_Requirement_
The exercise asks for every line of the data to be reproduced exactly.

_Supplied data_
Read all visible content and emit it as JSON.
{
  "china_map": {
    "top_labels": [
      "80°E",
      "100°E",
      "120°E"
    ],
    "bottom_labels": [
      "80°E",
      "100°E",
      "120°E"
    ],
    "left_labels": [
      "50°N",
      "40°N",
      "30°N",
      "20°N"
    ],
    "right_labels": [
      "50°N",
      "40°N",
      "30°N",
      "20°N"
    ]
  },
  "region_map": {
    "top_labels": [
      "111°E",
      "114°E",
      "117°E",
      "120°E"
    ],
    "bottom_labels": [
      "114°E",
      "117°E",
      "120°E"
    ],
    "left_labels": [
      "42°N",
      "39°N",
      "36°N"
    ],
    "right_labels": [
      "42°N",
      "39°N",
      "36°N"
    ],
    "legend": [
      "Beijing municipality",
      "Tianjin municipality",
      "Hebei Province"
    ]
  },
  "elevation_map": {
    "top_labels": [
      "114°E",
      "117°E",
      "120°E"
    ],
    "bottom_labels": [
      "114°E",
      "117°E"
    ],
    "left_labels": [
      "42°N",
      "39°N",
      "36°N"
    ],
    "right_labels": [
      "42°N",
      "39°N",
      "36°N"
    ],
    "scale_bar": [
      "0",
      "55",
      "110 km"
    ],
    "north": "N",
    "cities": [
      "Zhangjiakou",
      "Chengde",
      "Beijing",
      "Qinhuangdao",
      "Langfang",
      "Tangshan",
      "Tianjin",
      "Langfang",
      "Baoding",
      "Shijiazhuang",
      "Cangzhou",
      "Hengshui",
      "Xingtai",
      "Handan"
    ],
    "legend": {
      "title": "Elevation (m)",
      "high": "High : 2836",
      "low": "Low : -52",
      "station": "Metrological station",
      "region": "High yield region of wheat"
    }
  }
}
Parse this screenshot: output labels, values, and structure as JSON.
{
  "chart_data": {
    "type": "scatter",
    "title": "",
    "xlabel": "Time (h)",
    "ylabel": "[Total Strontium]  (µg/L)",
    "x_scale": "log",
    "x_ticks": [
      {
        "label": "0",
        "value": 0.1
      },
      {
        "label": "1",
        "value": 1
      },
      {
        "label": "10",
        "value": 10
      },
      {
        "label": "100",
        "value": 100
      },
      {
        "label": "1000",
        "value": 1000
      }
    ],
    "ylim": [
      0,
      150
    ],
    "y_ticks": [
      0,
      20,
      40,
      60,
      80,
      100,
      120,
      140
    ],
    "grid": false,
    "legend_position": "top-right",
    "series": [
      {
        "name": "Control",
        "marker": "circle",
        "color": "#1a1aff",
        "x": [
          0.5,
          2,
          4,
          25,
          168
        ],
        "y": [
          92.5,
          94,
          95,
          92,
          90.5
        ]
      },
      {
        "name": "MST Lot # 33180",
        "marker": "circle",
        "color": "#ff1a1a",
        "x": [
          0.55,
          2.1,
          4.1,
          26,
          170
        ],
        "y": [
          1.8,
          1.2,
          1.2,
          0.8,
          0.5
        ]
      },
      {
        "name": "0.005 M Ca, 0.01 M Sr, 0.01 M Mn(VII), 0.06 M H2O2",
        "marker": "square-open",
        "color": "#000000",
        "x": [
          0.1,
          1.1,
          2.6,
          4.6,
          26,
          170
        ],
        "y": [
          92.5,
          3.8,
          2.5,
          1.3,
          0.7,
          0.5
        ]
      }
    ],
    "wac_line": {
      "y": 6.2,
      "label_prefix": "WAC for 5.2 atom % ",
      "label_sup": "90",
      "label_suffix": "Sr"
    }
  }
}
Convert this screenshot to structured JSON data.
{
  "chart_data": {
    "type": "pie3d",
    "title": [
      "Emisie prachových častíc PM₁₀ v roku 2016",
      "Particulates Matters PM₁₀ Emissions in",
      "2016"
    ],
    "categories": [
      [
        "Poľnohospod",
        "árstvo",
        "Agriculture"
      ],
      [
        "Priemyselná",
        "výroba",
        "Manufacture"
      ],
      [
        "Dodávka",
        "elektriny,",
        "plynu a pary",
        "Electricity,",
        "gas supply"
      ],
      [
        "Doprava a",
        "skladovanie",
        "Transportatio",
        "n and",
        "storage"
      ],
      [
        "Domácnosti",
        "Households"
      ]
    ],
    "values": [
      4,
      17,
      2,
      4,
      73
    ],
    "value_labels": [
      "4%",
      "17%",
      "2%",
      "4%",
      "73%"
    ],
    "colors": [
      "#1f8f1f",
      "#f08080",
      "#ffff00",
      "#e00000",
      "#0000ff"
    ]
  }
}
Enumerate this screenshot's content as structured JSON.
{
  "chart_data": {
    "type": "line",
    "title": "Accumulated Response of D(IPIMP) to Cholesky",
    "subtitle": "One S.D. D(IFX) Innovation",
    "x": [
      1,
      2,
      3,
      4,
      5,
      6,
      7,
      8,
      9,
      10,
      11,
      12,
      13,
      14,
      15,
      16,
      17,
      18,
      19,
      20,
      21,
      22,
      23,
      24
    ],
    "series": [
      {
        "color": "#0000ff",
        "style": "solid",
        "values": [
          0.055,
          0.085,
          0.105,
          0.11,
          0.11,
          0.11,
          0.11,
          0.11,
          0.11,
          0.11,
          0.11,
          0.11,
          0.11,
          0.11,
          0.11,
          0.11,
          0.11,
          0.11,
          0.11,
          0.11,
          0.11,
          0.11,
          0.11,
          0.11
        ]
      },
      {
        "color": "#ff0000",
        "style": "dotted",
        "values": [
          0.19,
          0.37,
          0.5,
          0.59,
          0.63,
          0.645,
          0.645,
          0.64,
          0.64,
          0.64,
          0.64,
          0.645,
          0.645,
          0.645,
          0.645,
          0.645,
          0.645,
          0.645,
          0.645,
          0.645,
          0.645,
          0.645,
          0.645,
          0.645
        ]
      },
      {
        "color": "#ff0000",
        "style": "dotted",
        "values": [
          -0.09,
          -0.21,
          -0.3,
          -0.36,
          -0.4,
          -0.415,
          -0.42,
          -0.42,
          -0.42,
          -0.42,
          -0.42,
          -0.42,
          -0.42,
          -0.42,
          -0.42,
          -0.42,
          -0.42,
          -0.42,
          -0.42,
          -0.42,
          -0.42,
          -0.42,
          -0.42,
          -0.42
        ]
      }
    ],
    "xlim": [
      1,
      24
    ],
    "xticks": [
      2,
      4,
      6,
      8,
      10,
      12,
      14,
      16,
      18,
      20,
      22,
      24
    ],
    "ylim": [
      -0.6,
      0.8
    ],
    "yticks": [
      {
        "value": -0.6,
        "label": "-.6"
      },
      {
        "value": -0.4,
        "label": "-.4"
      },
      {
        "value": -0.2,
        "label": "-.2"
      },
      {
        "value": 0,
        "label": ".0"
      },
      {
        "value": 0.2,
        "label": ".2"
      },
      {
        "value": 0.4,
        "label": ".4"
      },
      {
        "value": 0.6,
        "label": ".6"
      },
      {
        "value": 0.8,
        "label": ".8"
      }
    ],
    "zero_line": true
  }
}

_Final result_
Read all visible content and emit it as JSON.
{
  "china_map": {
    "top_labels": [
      "80°E",
      "100°E",
      "120°E"
    ],
    "bottom_labels": [
      "80°E",
      "100°E",
      "120°E"
    ],
    "left_labels": [
      "50°N",
      "40°N",
      "30°N",
      "20°N"
    ],
    "right_labels": [
      "50°N",
      "40°N",
      "30°N",
      "20°N"
    ]
  },
  "region_map": {
    "top_labels": [
      "111°E",
      "114°E",
      "117°E",
      "120°E"
    ],
    "bottom_labels": [
      "114°E",
      "117°E",
      "120°E"
    ],
    "left_labels": [
      "42°N",
      "39°N",
      "36°N"
    ],
    "right_labels": [
      "42°N",
      "39°N",
      "36°N"
    ],
    "legend": [
      "Beijing municipality",
      "Tianjin municipality",
      "Hebei Province"
    ]
  },
  "elevation_map": {
    "top_labels": [
      "114°E",
      "117°E",
      "120°E"
    ],
    "bottom_labels": [
      "114°E",
      "117°E"
    ],
    "left_labels": [
      "42°N",
      "39°N",
      "36°N"
    ],
    "right_labels": [
      "42°N",
      "39°N",
      "36°N"
    ],
    "scale_bar": [
      "0",
      "55",
      "110 km"
    ],
    "north": "N",
    "cities": [
      "Zhangjiakou",
      "Chengde",
      "Beijing",
      "Qinhuangdao",
      "Langfang",
      "Tangshan",
      "Tianjin",
      "Langfang",
      "Baoding",
      "Shijiazhuang",
      "Cangzhou",
      "Hengshui",
      "Xingtai",
      "Handan"
    ],
    "legend": {
      "title": "Elevation (m)",
      "high": "High : 2836",
      "low": "Low : -52",
      "station": "Metrological station",
      "region": "High yield region of wheat"
    }
  }
}
Parse this screenshot: output labels, values, and structure as JSON.
{
  "chart_data": {
    "type": "scatter",
    "title": "",
    "xlabel": "Time (h)",
    "ylabel": "[Total Strontium]  (µg/L)",
    "x_scale": "log",
    "x_ticks": [
      {
        "label": "0",
        "value": 0.1
      },
      {
        "label": "1",
        "value": 1
      },
      {
        "label": "10",
        "value": 10
      },
      {
        "label": "100",
        "value": 100
      },
      {
        "label": "1000",
        "value": 1000
      }
    ],
    "ylim": [
      0,
      150
    ],
    "y_ticks": [
      0,
      20,
      40,
      60,
      80,
      100,
      120,
      140
    ],
    "grid": false,
    "legend_position": "top-right",
    "series": [
      {
        "name": "Control",
        "marker": "circle",
        "color": "#1a1aff",
        "x": [
          0.5,
          2,
          4,
          25,
          168
        ],
        "y": [
          92.5,
          94,
          95,
          92,
          90.5
        ]
      },
      {
        "name": "MST Lot # 33180",
        "marker": "circle",
        "color": "#ff1a1a",
        "x": [
          0.55,
          2.1,
          4.1,
          26,
          170
        ],
        "y": [
          1.8,
          1.2,
          1.2,
          0.8,
          0.5
        ]
      },
      {
        "name": "0.005 M Ca, 0.01 M Sr, 0.01 M Mn(VII), 0.06 M H2O2",
        "marker": "square-open",
        "color": "#000000",
        "x": [
          0.1,
          1.1,
          2.6,
          4.6,
          26,
          170
        ],
        "y": [
          92.5,
          3.8,
          2.5,
          1.3,
          0.7,
          0.5
        ]
      }
    ],
    "wac_line": {
      "y": 6.2,
      "label_prefix": "WAC for 5.2 atom % ",
      "label_sup": "90",
      "label_suffix": "Sr"
    }
  }
}
Convert this screenshot to structured JSON data.
{
  "chart_data": {
    "type": "pie3d",
    "title": [
      "Emisie prachových častíc PM₁₀ v roku 2016",
      "Particulates Matters PM₁₀ Emissions in",
      "2016"
    ],
    "categories": [
      [
        "Poľnohospod",
        "árstvo",
        "Agriculture"
      ],
      [
        "Priemyselná",
        "výroba",
        "Manufacture"
      ],
      [
        "Dodávka",
        "elektriny,",
        "plynu a pary",
        "Electricity,",
        "gas supply"
      ],
      [
        "Doprava a",
        "skladovanie",
        "Transportatio",
        "n and",
        "storage"
      ],
      [
        "Domácnosti",
        "Households"
      ]
    ],
    "values": [
      4,
      17,
      2,
      4,
      73
    ],
    "value_labels": [
      "4%",
      "17%",
      "2%",
      "4%",
      "73%"
    ],
    "colors": [
      "#1f8f1f",
      "#f08080",
      "#ffff00",
      "#e00000",
      "#0000ff"
    ]
  }
}
Enumerate this screenshot's content as structured JSON.
{
  "chart_data": {
    "type": "line",
    "title": "Accumulated Response of D(IPIMP) to Cholesky",
    "subtitle": "One S.D. D(IFX) Innovation",
    "x": [
      1,
      2,
      3,
      4,
      5,
      6,
      7,
      8,
      9,
      10,
      11,
      12,
      13,
      14,
      15,
      16,
      17,
      18,
      19,
      20,
      21,
      22,
      23,
      24
    ],
    "series": [
      {
        "color": "#0000ff",
        "style": "solid",
        "values": [
          0.055,
          0.085,
          0.105,
          0.11,
          0.11,
          0.11,
          0.11,
          0.11,
          0.11,
          0.11,
          0.11,
          0.11,
          0.11,
          0.11,
          0.11,
          0.11,
          0.11,
          0.11,
          0.11,
          0.11,
          0.11,
          0.11,
          0.11,
          0.11
        ]
      },
      {
        "color": "#ff0000",
        "style": "dotted",
        "values": [
          0.19,
          0.37,
          0.5,
          0.59,
          0.63,
          0.645,
          0.645,
          0.64,
          0.64,
          0.64,
          0.64,
          0.645,
          0.645,
          0.645,
          0.645,
          0.645,
          0.645,
          0.645,
          0.645,
          0.645,
          0.645,
          0.645,
          0.645,
          0.645
        ]
      },
      {
        "color": "#ff0000",
        "style": "dotted",
        "values": [
          -0.09,
          -0.21,
          -0.3,
          -0.36,
          -0.4,
          -0.415,
          -0.42,
          -0.42,
          -0.42,
          -0.42,
          -0.42,
          -0.42,
          -0.42,
          -0.42,
          -0.42,
          -0.42,
          -0.42,
          -0.42,
          -0.42,
          -0.42,
          -0.42,
          -0.42,
          -0.42,
          -0.42
        ]
      }
    ],
    "xlim": [
      1,
      24
    ],
    "xticks": [
      2,
      4,
      6,
      8,
      10,
      12,
      14,
      16,
      18,
      20,
      22,
      24
    ],
    "ylim": [
      -0.6,
      0.8
    ],
    "yticks": [
      {
        "value": -0.6,
        "label": "-.6"
      },
      {
        "value": -0.4,
        "label": "-.4"
      },
      {
        "value": -0.2,
        "label": "-.2"
      },
      {
        "value": 0,
        "label": ".0"
      },
      {
        "value": 0.2,
        "label": ".2"
      },
      {
        "value": 0.4,
        "label": ".4"
      },
      {
        "value": 0.6,
        "label": ".6"
      },
      {
        "value": 0.8,
        "label": ".8"
      }
    ],
    "zero_line": true
  }
}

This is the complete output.